### PASSAGE GIVEN
**********
NESTING ME, UN-NESTING YOU

Barbara Carson Todd
Mar 14 · 6 min read

What do you do, when he just doesn’t fit?

Photo by Patrick Perkins on Unsplash

Boyfriend Moves In

“You’re always nesting,” Boyfriend told me.

He’d just moved his stuff in, and I suspected he was getting ready to propose. I wasn’t sure if I was ready for that. What did it mean, to be a couple? What would “us” look like? But he said that’s what he wanted.

“I like your place better,” he’d said, “let’s do this.”

I had fought so hard, so long, to get to “me.” I didn’t have a clue about “us.” And yet I’d just spent half the day getting things ready for him, tidying my apartment, making room for his books and camera equipment.

I looked up, acting surprised. “Why do you say that?”

“It’s the way you arrange things. Look at that.”

He points to the long console table behind our secondhand sofa. I’d sanded it down lovingly, and tried staining it, but the stain wouldn’t take. It appeared someone had glued bits of it together. So I sanded it down again and painted it a very dark blue. I added a coat of high-gloss sealer to really make it shine. That morning I’d covered some shoeboxes with quilting and started packing his slides into them, to keep the dust off. He actually had slides and an antique 1970s projector from his grandpa, classic. I liked that about him.

The quilted paisley fabric was gold and teal. It looked nice against the dark blue table and the golden brown plush sofa. I was pleased with the effect, but I didn’t realize he’d noticed.

“Too much?” I asked, keeping it casual.

“It looks like a picture from one of those magazines you’re always bringing home.”
**********
[Records]
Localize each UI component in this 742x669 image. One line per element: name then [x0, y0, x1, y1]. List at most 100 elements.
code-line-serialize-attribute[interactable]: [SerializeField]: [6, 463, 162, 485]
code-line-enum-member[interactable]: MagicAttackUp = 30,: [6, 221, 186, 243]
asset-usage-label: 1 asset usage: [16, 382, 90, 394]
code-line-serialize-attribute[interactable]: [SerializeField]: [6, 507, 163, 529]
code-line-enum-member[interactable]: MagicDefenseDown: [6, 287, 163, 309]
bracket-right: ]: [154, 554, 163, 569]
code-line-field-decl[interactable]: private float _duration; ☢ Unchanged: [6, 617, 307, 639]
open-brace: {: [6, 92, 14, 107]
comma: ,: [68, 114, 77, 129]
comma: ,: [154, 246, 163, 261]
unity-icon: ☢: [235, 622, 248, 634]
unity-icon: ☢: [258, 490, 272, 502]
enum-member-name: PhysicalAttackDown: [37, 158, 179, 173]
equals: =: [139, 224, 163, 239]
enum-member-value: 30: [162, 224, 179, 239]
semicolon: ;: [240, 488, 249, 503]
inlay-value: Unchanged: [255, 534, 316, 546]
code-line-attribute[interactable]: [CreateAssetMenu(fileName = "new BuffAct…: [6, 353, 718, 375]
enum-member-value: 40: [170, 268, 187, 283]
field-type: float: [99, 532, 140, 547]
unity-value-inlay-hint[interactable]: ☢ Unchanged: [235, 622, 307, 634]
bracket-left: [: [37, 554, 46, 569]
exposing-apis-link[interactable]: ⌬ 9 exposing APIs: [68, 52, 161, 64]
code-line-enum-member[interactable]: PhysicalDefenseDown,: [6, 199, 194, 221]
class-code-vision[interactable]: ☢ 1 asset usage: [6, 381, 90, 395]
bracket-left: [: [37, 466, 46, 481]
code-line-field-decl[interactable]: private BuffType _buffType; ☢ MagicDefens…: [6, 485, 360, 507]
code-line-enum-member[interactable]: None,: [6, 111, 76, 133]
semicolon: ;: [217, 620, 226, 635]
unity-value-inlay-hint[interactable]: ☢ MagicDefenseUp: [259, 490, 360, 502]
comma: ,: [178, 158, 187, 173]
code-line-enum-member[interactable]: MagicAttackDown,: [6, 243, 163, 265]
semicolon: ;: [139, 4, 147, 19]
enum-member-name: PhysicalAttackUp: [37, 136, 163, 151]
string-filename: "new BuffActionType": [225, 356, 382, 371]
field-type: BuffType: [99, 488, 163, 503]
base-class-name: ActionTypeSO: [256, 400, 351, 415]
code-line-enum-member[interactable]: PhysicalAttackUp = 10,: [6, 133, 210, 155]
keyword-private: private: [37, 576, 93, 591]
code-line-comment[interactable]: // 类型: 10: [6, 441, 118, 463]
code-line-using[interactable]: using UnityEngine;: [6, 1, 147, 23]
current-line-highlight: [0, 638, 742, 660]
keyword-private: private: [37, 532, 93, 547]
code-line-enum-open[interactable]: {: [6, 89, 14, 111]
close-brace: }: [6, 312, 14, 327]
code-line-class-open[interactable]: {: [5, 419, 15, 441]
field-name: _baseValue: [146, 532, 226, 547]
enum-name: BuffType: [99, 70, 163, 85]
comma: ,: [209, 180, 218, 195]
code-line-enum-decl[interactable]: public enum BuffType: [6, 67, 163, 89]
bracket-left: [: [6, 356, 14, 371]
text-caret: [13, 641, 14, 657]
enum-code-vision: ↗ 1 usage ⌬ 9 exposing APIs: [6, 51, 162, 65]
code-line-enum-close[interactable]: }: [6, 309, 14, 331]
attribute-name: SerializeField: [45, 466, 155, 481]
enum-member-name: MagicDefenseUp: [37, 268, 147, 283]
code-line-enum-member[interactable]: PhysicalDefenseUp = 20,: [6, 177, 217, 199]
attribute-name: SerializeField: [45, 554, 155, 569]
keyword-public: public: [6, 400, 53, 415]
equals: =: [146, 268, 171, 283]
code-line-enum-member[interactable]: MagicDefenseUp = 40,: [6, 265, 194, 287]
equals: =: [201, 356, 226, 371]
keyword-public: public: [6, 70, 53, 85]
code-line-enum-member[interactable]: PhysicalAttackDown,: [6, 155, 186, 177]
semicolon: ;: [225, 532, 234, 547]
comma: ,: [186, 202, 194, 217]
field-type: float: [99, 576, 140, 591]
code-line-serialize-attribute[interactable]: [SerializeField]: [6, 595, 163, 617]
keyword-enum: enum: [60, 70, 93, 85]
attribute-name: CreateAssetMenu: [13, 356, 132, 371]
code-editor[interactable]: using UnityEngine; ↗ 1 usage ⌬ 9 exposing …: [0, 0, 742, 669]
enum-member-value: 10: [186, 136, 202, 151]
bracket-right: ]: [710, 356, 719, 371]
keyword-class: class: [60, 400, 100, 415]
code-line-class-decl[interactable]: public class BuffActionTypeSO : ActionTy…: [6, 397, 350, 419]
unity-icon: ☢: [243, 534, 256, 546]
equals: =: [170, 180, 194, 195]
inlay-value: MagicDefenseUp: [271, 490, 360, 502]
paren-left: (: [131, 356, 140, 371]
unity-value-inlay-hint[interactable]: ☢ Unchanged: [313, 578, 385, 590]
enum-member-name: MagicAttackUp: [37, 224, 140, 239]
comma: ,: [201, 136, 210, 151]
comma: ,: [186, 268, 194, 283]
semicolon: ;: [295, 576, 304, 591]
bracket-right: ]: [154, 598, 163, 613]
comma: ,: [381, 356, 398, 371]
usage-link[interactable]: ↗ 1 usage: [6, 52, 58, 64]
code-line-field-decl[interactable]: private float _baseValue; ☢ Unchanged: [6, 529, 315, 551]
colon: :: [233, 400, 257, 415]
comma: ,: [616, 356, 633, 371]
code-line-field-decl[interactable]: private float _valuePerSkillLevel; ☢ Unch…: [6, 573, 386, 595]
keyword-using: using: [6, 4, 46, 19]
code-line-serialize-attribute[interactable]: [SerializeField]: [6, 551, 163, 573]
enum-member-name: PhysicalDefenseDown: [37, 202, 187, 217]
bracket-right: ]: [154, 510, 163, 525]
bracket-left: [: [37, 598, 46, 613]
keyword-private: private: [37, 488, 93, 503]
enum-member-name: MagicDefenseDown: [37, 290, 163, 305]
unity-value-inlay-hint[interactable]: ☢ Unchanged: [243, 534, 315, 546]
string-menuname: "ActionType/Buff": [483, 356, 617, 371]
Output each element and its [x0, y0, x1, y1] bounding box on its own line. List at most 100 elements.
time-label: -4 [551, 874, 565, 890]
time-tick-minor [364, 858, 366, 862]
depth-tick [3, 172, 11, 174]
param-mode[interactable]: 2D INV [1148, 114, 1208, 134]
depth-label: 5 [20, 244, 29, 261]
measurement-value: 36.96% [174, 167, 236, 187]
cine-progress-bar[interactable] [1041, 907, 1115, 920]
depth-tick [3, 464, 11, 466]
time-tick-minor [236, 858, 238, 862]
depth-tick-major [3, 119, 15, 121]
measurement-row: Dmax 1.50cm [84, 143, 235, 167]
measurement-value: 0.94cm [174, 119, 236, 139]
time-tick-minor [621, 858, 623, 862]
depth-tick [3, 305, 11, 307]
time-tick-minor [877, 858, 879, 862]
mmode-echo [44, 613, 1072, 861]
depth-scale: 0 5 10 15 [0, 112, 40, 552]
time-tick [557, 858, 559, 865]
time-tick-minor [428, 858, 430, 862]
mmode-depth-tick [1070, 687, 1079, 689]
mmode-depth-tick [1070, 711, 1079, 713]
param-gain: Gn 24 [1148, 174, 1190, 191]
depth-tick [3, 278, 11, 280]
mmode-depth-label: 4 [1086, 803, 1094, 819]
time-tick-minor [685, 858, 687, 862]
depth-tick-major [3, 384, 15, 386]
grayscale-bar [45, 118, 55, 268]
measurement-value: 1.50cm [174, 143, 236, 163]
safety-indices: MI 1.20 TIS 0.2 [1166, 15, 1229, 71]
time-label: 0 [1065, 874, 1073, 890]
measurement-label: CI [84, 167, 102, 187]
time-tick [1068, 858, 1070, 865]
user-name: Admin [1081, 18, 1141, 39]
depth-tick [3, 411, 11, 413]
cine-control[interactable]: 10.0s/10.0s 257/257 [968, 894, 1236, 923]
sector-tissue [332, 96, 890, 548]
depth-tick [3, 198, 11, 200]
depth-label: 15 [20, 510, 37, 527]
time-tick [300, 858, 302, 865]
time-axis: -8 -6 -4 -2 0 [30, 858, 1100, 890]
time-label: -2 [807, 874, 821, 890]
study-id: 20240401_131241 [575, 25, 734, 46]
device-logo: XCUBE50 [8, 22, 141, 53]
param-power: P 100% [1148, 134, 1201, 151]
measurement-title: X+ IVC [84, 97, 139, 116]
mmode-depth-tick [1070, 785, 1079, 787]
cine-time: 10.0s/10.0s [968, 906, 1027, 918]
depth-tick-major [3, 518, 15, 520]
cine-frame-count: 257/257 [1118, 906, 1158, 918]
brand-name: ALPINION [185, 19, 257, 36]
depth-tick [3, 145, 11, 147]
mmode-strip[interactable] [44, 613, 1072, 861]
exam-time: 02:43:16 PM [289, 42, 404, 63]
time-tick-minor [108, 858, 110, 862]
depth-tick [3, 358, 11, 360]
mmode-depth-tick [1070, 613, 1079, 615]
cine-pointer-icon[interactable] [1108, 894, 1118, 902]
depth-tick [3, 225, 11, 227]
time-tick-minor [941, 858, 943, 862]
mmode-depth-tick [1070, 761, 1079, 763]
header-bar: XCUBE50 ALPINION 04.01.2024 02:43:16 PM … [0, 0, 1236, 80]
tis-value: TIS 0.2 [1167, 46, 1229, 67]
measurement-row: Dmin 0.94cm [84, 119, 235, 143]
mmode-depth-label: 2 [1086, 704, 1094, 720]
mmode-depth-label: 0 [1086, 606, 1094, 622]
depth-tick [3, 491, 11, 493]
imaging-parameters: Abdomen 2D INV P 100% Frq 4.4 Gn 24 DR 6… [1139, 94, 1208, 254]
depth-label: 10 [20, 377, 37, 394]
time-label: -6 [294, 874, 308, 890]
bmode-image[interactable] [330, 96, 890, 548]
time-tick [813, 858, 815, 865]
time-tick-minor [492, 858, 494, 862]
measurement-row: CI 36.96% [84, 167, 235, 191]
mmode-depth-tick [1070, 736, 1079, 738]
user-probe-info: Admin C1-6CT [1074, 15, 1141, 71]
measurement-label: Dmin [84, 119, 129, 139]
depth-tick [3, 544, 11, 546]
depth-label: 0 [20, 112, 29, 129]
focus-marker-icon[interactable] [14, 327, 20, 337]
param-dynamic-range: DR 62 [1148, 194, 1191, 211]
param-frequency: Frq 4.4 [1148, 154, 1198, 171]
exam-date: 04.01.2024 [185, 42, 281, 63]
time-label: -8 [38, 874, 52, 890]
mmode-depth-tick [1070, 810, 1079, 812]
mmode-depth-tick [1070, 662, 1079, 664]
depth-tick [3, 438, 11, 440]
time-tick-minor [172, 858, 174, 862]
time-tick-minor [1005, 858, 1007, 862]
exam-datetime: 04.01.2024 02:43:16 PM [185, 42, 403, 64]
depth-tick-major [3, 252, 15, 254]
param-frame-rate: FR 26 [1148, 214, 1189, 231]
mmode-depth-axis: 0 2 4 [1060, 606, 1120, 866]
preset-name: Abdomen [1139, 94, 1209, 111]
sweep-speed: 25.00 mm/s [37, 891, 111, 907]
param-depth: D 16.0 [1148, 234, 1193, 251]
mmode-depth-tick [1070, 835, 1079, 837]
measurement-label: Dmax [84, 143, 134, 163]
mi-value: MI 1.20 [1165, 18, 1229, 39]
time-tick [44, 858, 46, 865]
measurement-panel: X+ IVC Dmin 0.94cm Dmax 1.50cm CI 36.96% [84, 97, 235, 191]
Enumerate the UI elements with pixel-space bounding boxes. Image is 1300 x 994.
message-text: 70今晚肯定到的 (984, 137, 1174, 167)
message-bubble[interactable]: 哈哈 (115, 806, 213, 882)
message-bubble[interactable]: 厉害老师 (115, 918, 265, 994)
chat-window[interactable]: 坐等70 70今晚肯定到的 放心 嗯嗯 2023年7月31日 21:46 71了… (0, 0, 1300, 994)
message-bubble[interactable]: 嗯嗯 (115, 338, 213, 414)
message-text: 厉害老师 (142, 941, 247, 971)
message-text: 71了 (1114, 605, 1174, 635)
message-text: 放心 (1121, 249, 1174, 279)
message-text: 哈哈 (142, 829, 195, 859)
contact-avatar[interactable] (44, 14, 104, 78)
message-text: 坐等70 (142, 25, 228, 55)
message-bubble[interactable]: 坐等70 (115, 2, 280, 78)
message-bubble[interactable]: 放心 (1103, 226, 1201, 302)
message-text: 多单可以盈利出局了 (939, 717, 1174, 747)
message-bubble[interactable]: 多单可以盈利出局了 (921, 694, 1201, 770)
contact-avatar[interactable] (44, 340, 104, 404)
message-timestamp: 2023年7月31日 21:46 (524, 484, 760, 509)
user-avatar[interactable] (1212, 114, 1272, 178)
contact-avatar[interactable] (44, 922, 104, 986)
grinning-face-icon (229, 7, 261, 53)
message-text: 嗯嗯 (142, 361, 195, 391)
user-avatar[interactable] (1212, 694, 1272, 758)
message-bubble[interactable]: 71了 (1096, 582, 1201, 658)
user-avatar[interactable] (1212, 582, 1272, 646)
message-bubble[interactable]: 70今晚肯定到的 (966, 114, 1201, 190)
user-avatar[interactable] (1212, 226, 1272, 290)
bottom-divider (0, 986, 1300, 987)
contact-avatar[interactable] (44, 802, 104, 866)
**********
### PROBLEM DESCRIPTION
Continue the essay about a boyfriend moving in, starting right after his remark that the table looks like a magazine picture.

### WRITTEN ANSWER
One of the bonuses in working for a team of architects, I was able to snag the latest, most inspiring (and appallingly expensive) design magazines for free. I was just a receptionist there, but they had seen my sketches and Mr. Hennings actually bought one of the watercolors I sold on the boardwalk last summer. I kept the heavy design magazines in a tan World War II era suitcase under the glass coffee table. They weren’t in anybody’s way. You could just see the polished brass locks peeking out from under the serving tray on the table. It wasn’t the same, looking at pictures online. I needed to be able to pull them out and get inspired by beautifully photographed glossy visions.

Does He Fit, Or Doesn’t He?

Boyfriend waves his hand around the apartment. He has a strange expression on his face.

“Don’t you like it?” I wonder, hoping I don’t sound too defensive. “I mean, nesting is just something people do, when they move into a new place.”

“But you’ve been here for years,” he counters.

“Well, it’s our place now. Your things need a home too.”

Boyfriend doesn’t say anything, just walks over to the window and looks out.

My heart stops beating for just a second or two. I realize I’ve stopped breathing. Did he really matter all that much? Had I softened, let him in when I wasn’t looking?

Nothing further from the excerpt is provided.